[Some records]
· · · ·

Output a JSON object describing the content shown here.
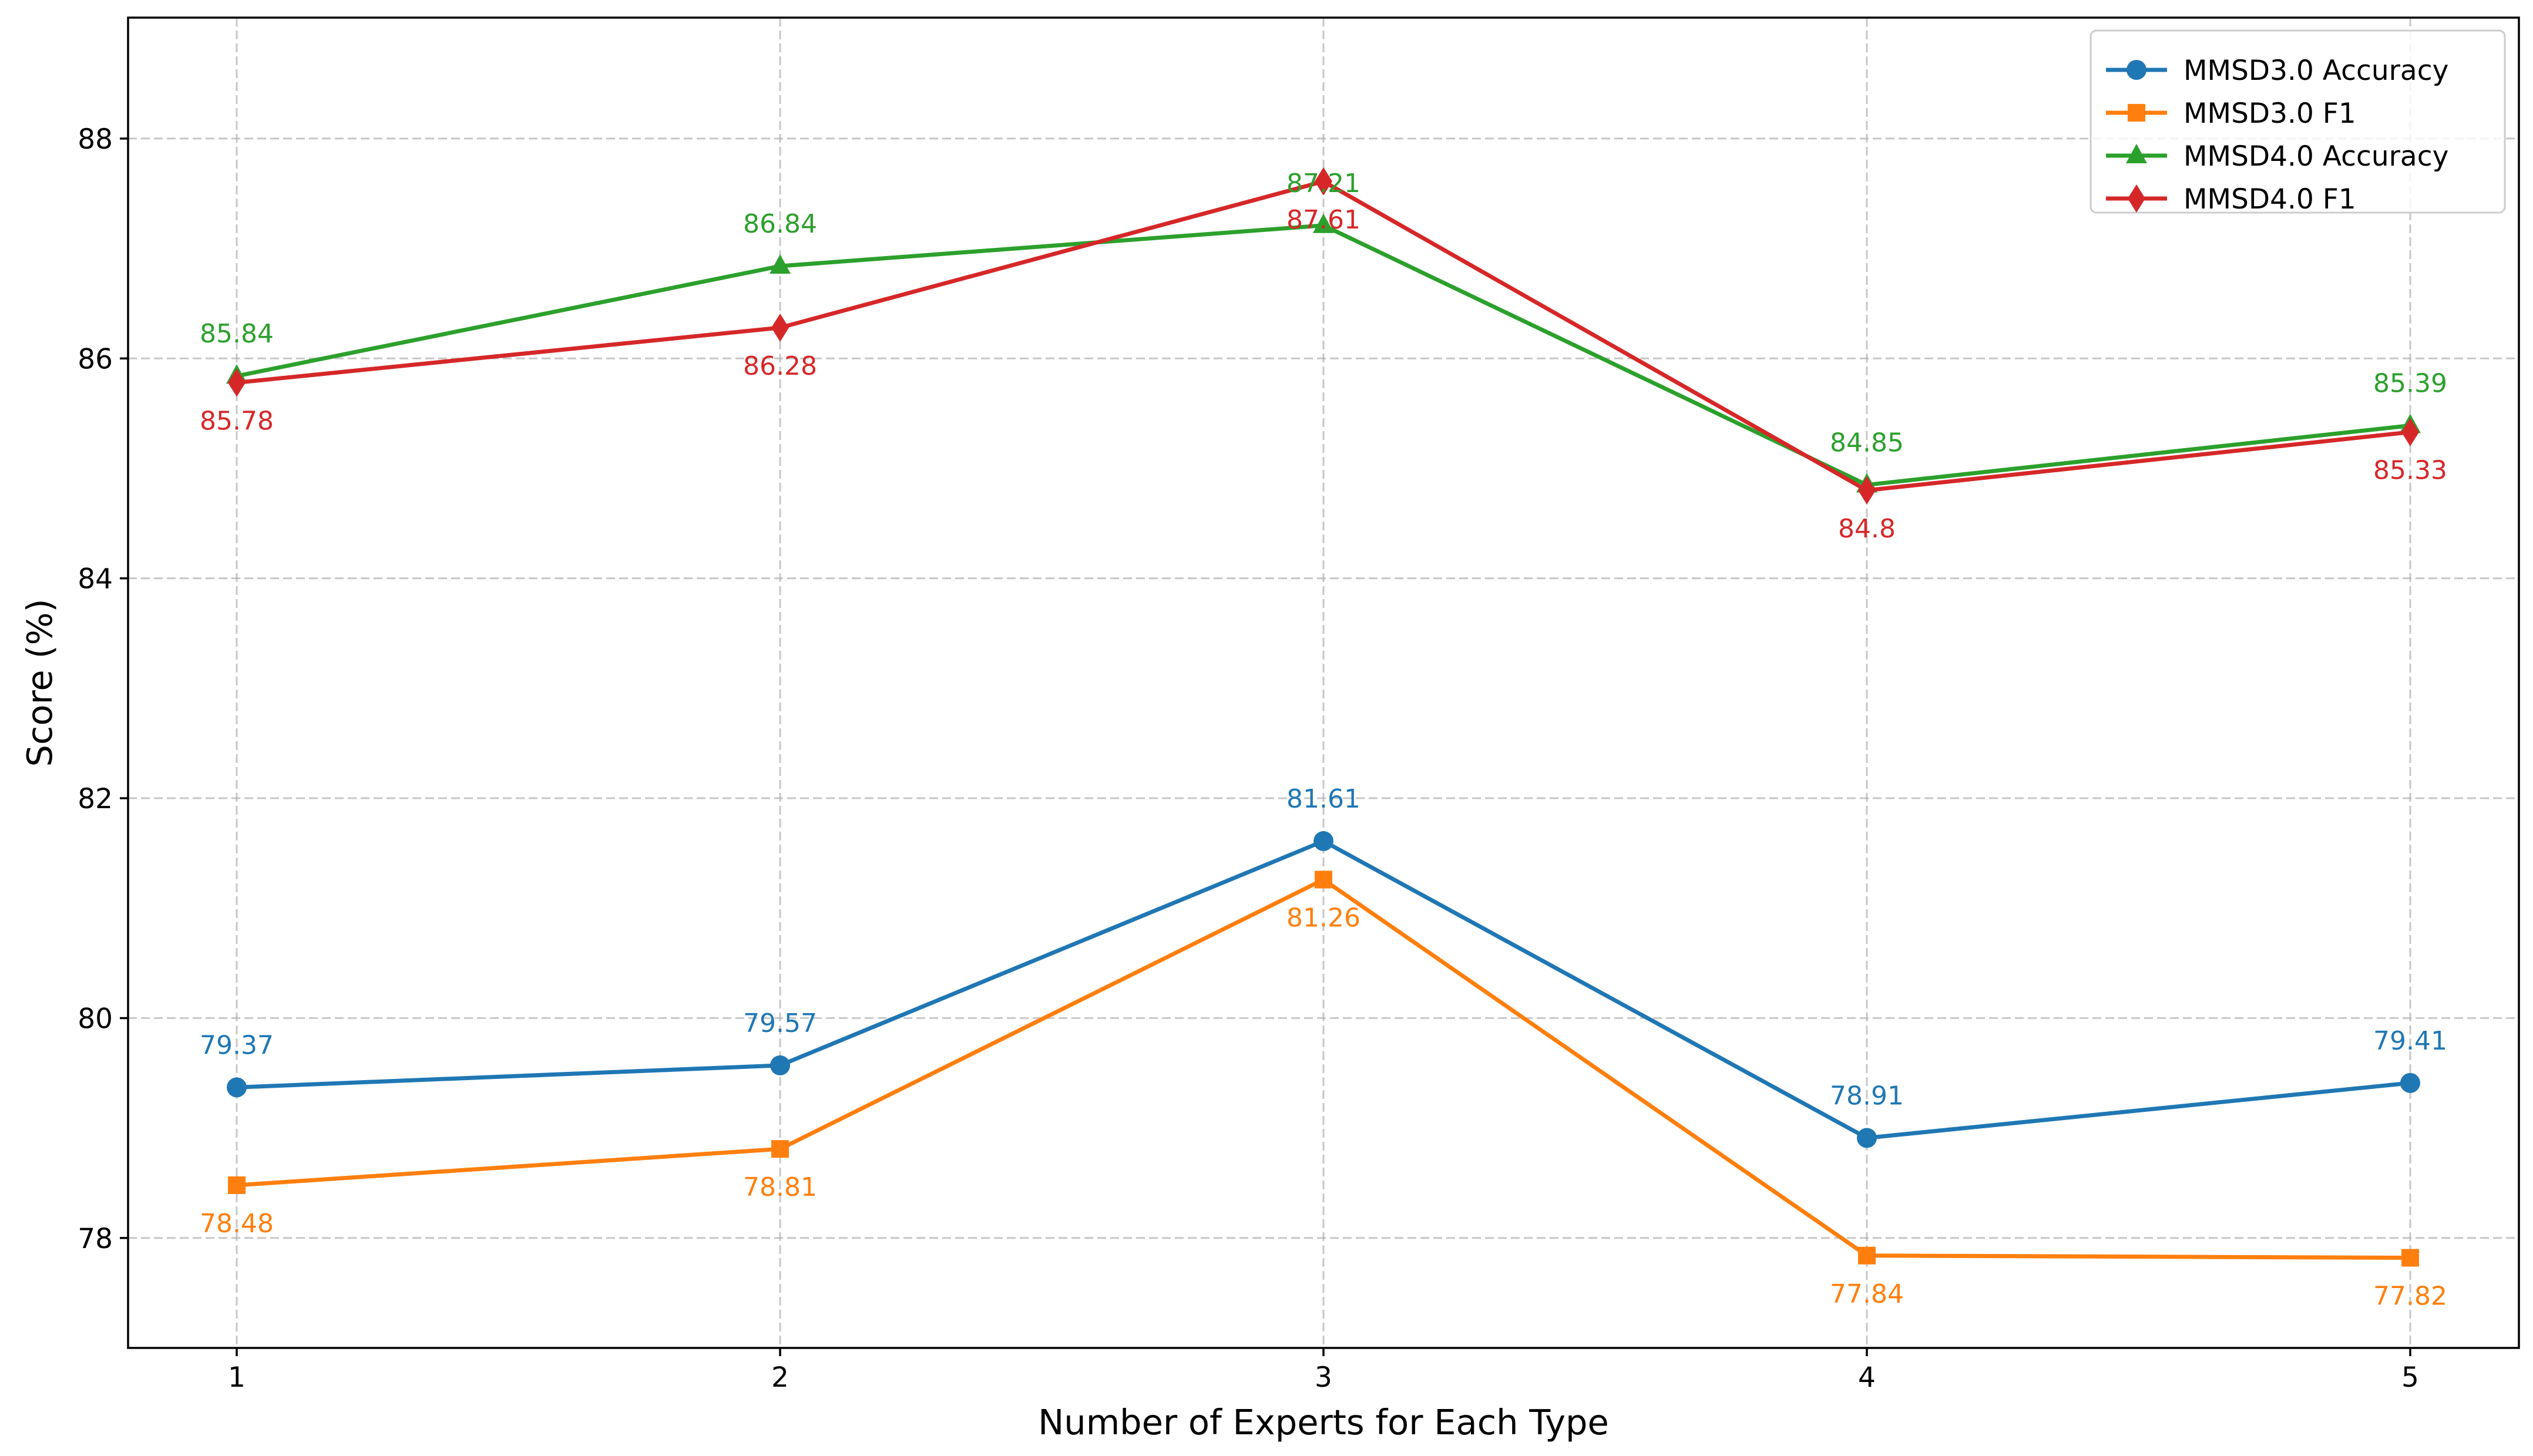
{
  "chart_data": {
    "type": "line",
    "title": "",
    "xlabel": "Number of Experts for Each Type",
    "ylabel": "Score (%)",
    "x": [
      1,
      2,
      3,
      4,
      5
    ],
    "xlim": [
      0.8,
      5.2
    ],
    "ylim": [
      77.0,
      89.1
    ],
    "xticks": [
      "1",
      "2",
      "3",
      "4",
      "5"
    ],
    "yticks": [
      78,
      80,
      82,
      84,
      86,
      88
    ],
    "grid": true,
    "legend_position": "top-right",
    "series": [
      {
        "name": "MMSD3.0 Accuracy",
        "values": [
          79.37,
          79.57,
          81.61,
          78.91,
          79.41
        ],
        "labels": [
          "79.37",
          "79.57",
          "81.61",
          "78.91",
          "79.41"
        ],
        "color": "#1f77b4",
        "marker": "circle",
        "label_position": "above"
      },
      {
        "name": "MMSD3.0 F1",
        "values": [
          78.48,
          78.81,
          81.26,
          77.84,
          77.82
        ],
        "labels": [
          "78.48",
          "78.81",
          "81.26",
          "77.84",
          "77.82"
        ],
        "color": "#ff7f0e",
        "marker": "square",
        "label_position": "below"
      },
      {
        "name": "MMSD4.0 Accuracy",
        "values": [
          85.84,
          86.84,
          87.21,
          84.85,
          85.39
        ],
        "labels": [
          "85.84",
          "86.84",
          "87.21",
          "84.85",
          "85.39"
        ],
        "color": "#2ca02c",
        "marker": "triangle",
        "label_position": "above"
      },
      {
        "name": "MMSD4.0 F1",
        "values": [
          85.78,
          86.28,
          87.61,
          84.8,
          85.33
        ],
        "labels": [
          "85.78",
          "86.28",
          "87.61",
          "84.8",
          "85.33"
        ],
        "color": "#d62728",
        "marker": "diamond",
        "label_position": "below"
      }
    ]
  }
}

· · · ·

* Given problem:
In the copy, include all records verbatim but no images.

* Full output:
Output a JSON object describing the content shown here.
{
  "chart_data": {
    "type": "line",
    "title": "",
    "xlabel": "Number of Experts for Each Type",
    "ylabel": "Score (%)",
    "x": [
      1,
      2,
      3,
      4,
      5
    ],
    "xlim": [
      0.8,
      5.2
    ],
    "ylim": [
      77.0,
      89.1
    ],
    "xticks": [
      "1",
      "2",
      "3",
      "4",
      "5"
    ],
    "yticks": [
      78,
      80,
      82,
      84,
      86,
      88
    ],
    "grid": true,
    "legend_position": "top-right",
    "series": [
      {
        "name": "MMSD3.0 Accuracy",
        "values": [
          79.37,
          79.57,
          81.61,
          78.91,
          79.41
        ],
        "labels": [
          "79.37",
          "79.57",
          "81.61",
          "78.91",
          "79.41"
        ],
        "color": "#1f77b4",
        "marker": "circle",
        "label_position": "above"
      },
      {
        "name": "MMSD3.0 F1",
        "values": [
          78.48,
          78.81,
          81.26,
          77.84,
          77.82
        ],
        "labels": [
          "78.48",
          "78.81",
          "81.26",
          "77.84",
          "77.82"
        ],
        "color": "#ff7f0e",
        "marker": "square",
        "label_position": "below"
      },
      {
        "name": "MMSD4.0 Accuracy",
        "values": [
          85.84,
          86.84,
          87.21,
          84.85,
          85.39
        ],
        "labels": [
          "85.84",
          "86.84",
          "87.21",
          "84.85",
          "85.39"
        ],
        "color": "#2ca02c",
        "marker": "triangle",
        "label_position": "above"
      },
      {
        "name": "MMSD4.0 F1",
        "values": [
          85.78,
          86.28,
          87.61,
          84.8,
          85.33
        ],
        "labels": [
          "85.78",
          "86.28",
          "87.61",
          "84.8",
          "85.33"
        ],
        "color": "#d62728",
        "marker": "diamond",
        "label_position": "below"
      }
    ]
  }
}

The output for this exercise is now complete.